**Instructions for the task**
Check each line of the material below, and copy it if it holds the string "易观智库".

**Records that describe figures**
____________________

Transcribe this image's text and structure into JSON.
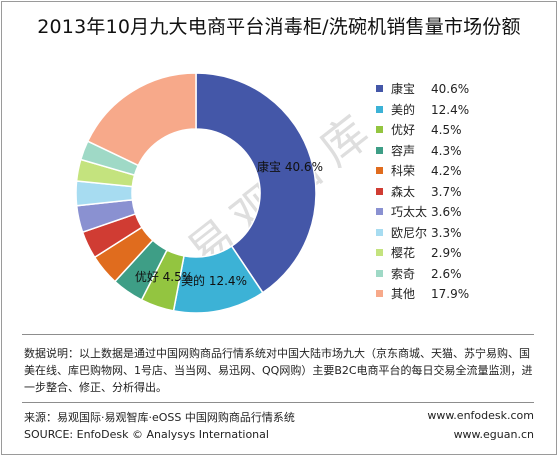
{
  "title": "2013年10月九大电商平台消毒柜/洗碗机销售量市场份额",
  "watermark": "易观智库",
  "chart_data": {
    "type": "pie",
    "title": "2013年10月九大电商平台消毒柜/洗碗机销售量市场份额",
    "categories": [
      "康宝",
      "美的",
      "优好",
      "容声",
      "科荣",
      "森太",
      "巧太太",
      "欧尼尔",
      "樱花",
      "索奇",
      "其他"
    ],
    "values": [
      40.6,
      12.4,
      4.5,
      4.3,
      4.2,
      3.7,
      3.6,
      3.3,
      2.9,
      2.6,
      17.9
    ],
    "value_labels": [
      "40.6%",
      "12.4%",
      "4.5%",
      "4.3%",
      "4.2%",
      "3.7%",
      "3.6%",
      "3.3%",
      "2.9%",
      "2.6%",
      "17.9%"
    ],
    "colors": [
      "#4457a8",
      "#3cb2d6",
      "#93c540",
      "#3e9e86",
      "#e06c1e",
      "#d03c33",
      "#8a91d1",
      "#a7dcf1",
      "#c4e37e",
      "#9fd9c6",
      "#f7a98a"
    ],
    "inner_labels": [
      {
        "index": 0,
        "text": "康宝  40.6%"
      },
      {
        "index": 1,
        "text": "美的  12.4%"
      },
      {
        "index": 2,
        "text": "优好  4.5%"
      }
    ],
    "legend_position": "right"
  },
  "note": "数据说明：以上数据是通过中国网购商品行情系统对中国大陆市场九大（京东商城、天猫、苏宁易购、国美在线、库巴购物网、1号店、当当网、易迅网、QQ网购）主要B2C电商平台的每日交易全流量监测，进一步整合、修正、分析得出。",
  "source_cn": "来源：易观国际·易观智库·eOSS 中国网购商品行情系统",
  "source_en": "SOURCE: EnfoDesk © Analysys International",
  "website_1": "www.enfodesk.com",
  "website_2": "www.eguan.cn"
}
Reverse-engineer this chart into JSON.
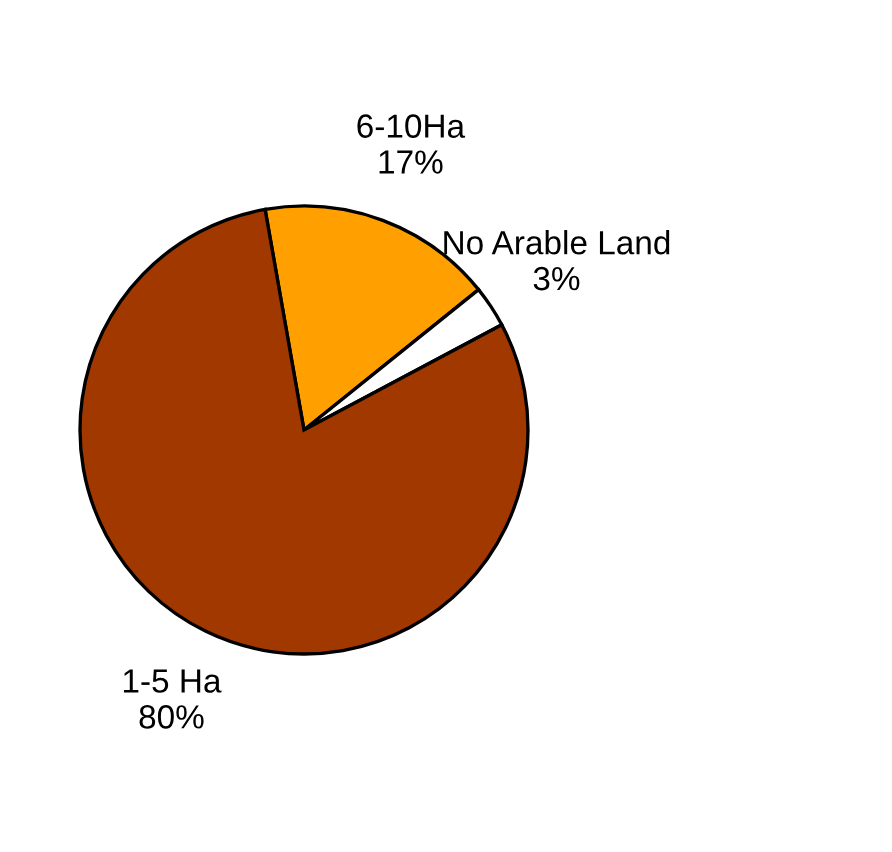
{
  "chart_data": {
    "type": "pie",
    "categories": [
      "6-10Ha",
      "No Arable Land",
      "1-5 Ha"
    ],
    "values": [
      17,
      3,
      80
    ],
    "colors": [
      "#ff9f00",
      "#ffffff",
      "#a03800"
    ],
    "value_labels": [
      "17%",
      "3%",
      "80%"
    ]
  }
}
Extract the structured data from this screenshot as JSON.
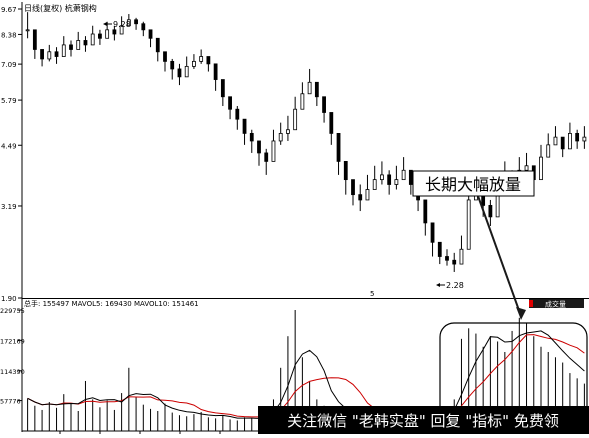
{
  "header": {
    "title": "日线(复权) 杭萧钢构"
  },
  "annotation": {
    "text": "长期大幅放量",
    "high_marker": "9.28",
    "low_marker": "2.28"
  },
  "volume_panel": {
    "legend": "总手: 155497 MAVOL5: 169430 MAVOL10: 151461",
    "indicator_button": "成交量"
  },
  "watermark": {
    "text": "关注微信 \"老韩实盘\" 回复 \"指标\" 免费领"
  },
  "colors": {
    "price_bars": "#000000",
    "volume_bars": "#000000",
    "mavol5": "#000000",
    "mavol10": "#cc0000",
    "annotation_arrow": "#1a1a1a",
    "highlight_box": "#000000",
    "watermark_bg": "#000000",
    "watermark_text": "#ffffff",
    "button_bg": "#1a1a1a",
    "button_text": "#ffffff"
  },
  "chart_data": [
    {
      "type": "ohlc",
      "scale": "log",
      "ylim": [
        1.9,
        9.67
      ],
      "y_ticks": [
        "9.67",
        "8.38",
        "7.09",
        "5.79",
        "4.49",
        "3.19",
        "1.90"
      ],
      "y_tick_values": [
        9.67,
        8.38,
        7.09,
        5.79,
        4.49,
        3.19,
        1.9
      ],
      "x_label_marker": "5",
      "close": [
        8.6,
        7.7,
        7.3,
        7.6,
        7.4,
        7.9,
        7.7,
        8.1,
        7.9,
        8.4,
        8.2,
        8.6,
        8.4,
        8.8,
        9.1,
        8.9,
        8.6,
        8.2,
        7.6,
        7.2,
        6.9,
        6.6,
        7.0,
        7.2,
        7.4,
        7.1,
        6.5,
        5.9,
        5.5,
        5.2,
        4.8,
        4.6,
        4.3,
        4.1,
        4.6,
        4.8,
        4.9,
        5.5,
        6.0,
        6.4,
        5.9,
        5.4,
        4.8,
        4.1,
        3.7,
        3.4,
        3.3,
        3.5,
        3.7,
        3.8,
        3.6,
        3.7,
        3.9,
        3.6,
        3.3,
        2.9,
        2.6,
        2.4,
        2.35,
        2.3,
        2.5,
        3.3,
        3.5,
        3.2,
        3.0,
        3.4,
        3.8,
        3.6,
        3.9,
        4.0,
        3.7,
        4.2,
        4.5,
        4.7,
        4.4,
        4.8,
        4.6,
        4.7
      ],
      "high": [
        9.5,
        8.1,
        7.7,
        7.9,
        7.8,
        8.3,
        8.1,
        8.5,
        8.3,
        8.8,
        8.6,
        9.0,
        8.8,
        9.28,
        9.4,
        9.2,
        9.0,
        8.5,
        8.0,
        7.6,
        7.3,
        7.1,
        7.4,
        7.5,
        7.7,
        7.4,
        6.9,
        6.3,
        5.9,
        5.6,
        5.1,
        4.9,
        4.6,
        4.4,
        4.9,
        5.1,
        5.3,
        5.9,
        6.4,
        6.9,
        6.3,
        5.8,
        5.2,
        4.5,
        4.0,
        3.7,
        3.6,
        3.8,
        4.0,
        4.1,
        3.9,
        4.0,
        4.2,
        3.9,
        3.6,
        3.2,
        2.8,
        2.6,
        2.5,
        2.45,
        2.7,
        3.6,
        3.8,
        3.5,
        3.3,
        3.7,
        4.1,
        3.9,
        4.2,
        4.3,
        4.0,
        4.5,
        4.8,
        5.0,
        4.7,
        5.1,
        4.9,
        5.0
      ],
      "low": [
        8.2,
        7.3,
        7.0,
        7.2,
        7.1,
        7.5,
        7.4,
        7.8,
        7.6,
        8.0,
        7.9,
        8.3,
        8.1,
        8.5,
        8.8,
        8.6,
        8.3,
        7.8,
        7.2,
        6.8,
        6.5,
        6.3,
        6.7,
        6.9,
        7.1,
        6.8,
        6.1,
        5.6,
        5.2,
        4.9,
        4.5,
        4.3,
        4.0,
        3.8,
        4.3,
        4.5,
        4.6,
        5.2,
        5.7,
        6.1,
        5.6,
        5.1,
        4.5,
        3.8,
        3.4,
        3.2,
        3.1,
        3.3,
        3.5,
        3.6,
        3.4,
        3.5,
        3.7,
        3.4,
        3.1,
        2.7,
        2.4,
        2.3,
        2.28,
        2.2,
        2.35,
        3.1,
        3.3,
        3.0,
        2.85,
        3.2,
        3.6,
        3.4,
        3.7,
        3.8,
        3.5,
        4.0,
        4.3,
        4.5,
        4.2,
        4.6,
        4.4,
        4.4
      ]
    },
    {
      "type": "bar",
      "ylim": [
        0,
        229755
      ],
      "y_ticks": [
        "229755",
        "172169",
        "114390",
        "57776"
      ],
      "y_tick_values": [
        229755,
        172169,
        114390,
        57776
      ],
      "series": [
        {
          "name": "总手",
          "values": [
            62000,
            48000,
            40000,
            55000,
            44000,
            70000,
            52000,
            38000,
            95000,
            60000,
            45000,
            58000,
            40000,
            72000,
            120000,
            65000,
            50000,
            42000,
            38000,
            52000,
            35000,
            30000,
            28000,
            32000,
            36000,
            26000,
            24000,
            30000,
            22000,
            20000,
            26000,
            24000,
            28000,
            40000,
            60000,
            120000,
            180000,
            229755,
            140000,
            95000,
            60000,
            48000,
            40000,
            35000,
            30000,
            28000,
            26000,
            30000,
            32000,
            28000,
            24000,
            26000,
            30000,
            28000,
            22000,
            26000,
            30000,
            36000,
            45000,
            60000,
            175000,
            195000,
            185000,
            160000,
            180000,
            170000,
            150000,
            190000,
            215000,
            205000,
            180000,
            160000,
            150000,
            140000,
            130000,
            110000,
            100000,
            90000
          ]
        },
        {
          "name": "MAVOL5",
          "values": []
        },
        {
          "name": "MAVOL10",
          "values": []
        }
      ]
    }
  ]
}
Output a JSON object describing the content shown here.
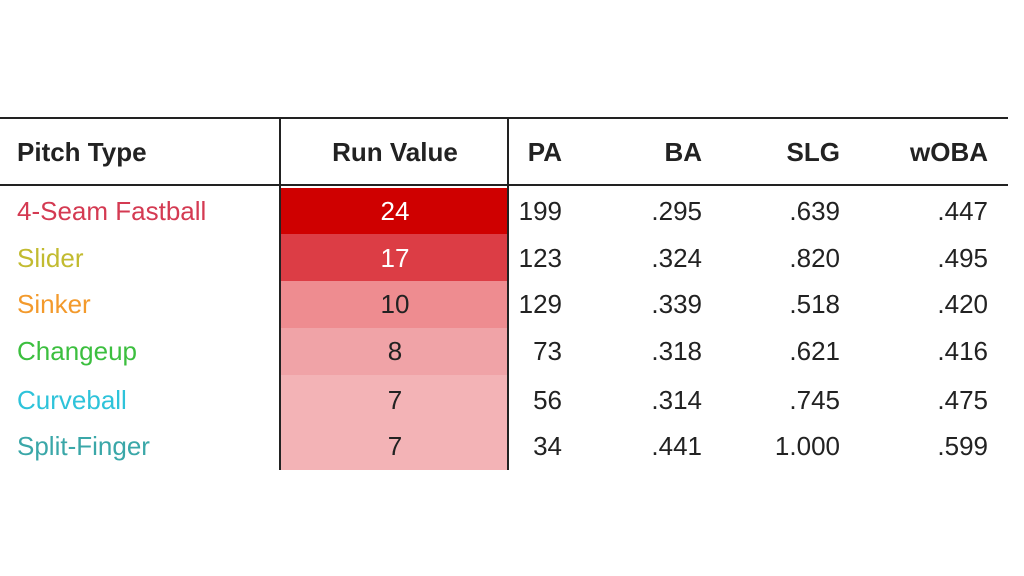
{
  "table": {
    "header": [
      "Pitch Type",
      "Run Value",
      "PA",
      "BA",
      "SLG",
      "wOBA"
    ],
    "rows": [
      [
        "4-Seam Fastball",
        "24",
        "199",
        ".295",
        ".639",
        ".447"
      ],
      [
        "Slider",
        "17",
        "123",
        ".324",
        ".820",
        ".495"
      ],
      [
        "Sinker",
        "10",
        "129",
        ".339",
        ".518",
        ".420"
      ],
      [
        "Changeup",
        "8",
        "73",
        ".318",
        ".621",
        ".416"
      ],
      [
        "Curveball",
        "7",
        "56",
        ".314",
        ".745",
        ".475"
      ],
      [
        "Split-Finger",
        "7",
        "34",
        ".441",
        "1.000",
        ".599"
      ]
    ],
    "name_colors": [
      "#d43a52",
      "#c2bb30",
      "#f39a2c",
      "#3cbf3f",
      "#2ec3da",
      "#3aa7a8"
    ],
    "run_value_fills": [
      "#cf0000",
      "#dc3d45",
      "#ee8c90",
      "#f0a3a7",
      "#f3b3b6",
      "#f3b3b6"
    ],
    "run_value_text": [
      "#ffffff",
      "#ffffff",
      "#222222",
      "#222222",
      "#222222",
      "#222222"
    ]
  }
}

____________________

**Task result**
  "watermark": "易观智库",
  "source_cn": "来源：易观国际·易观智库·eOSS 中国网购商品行情系统",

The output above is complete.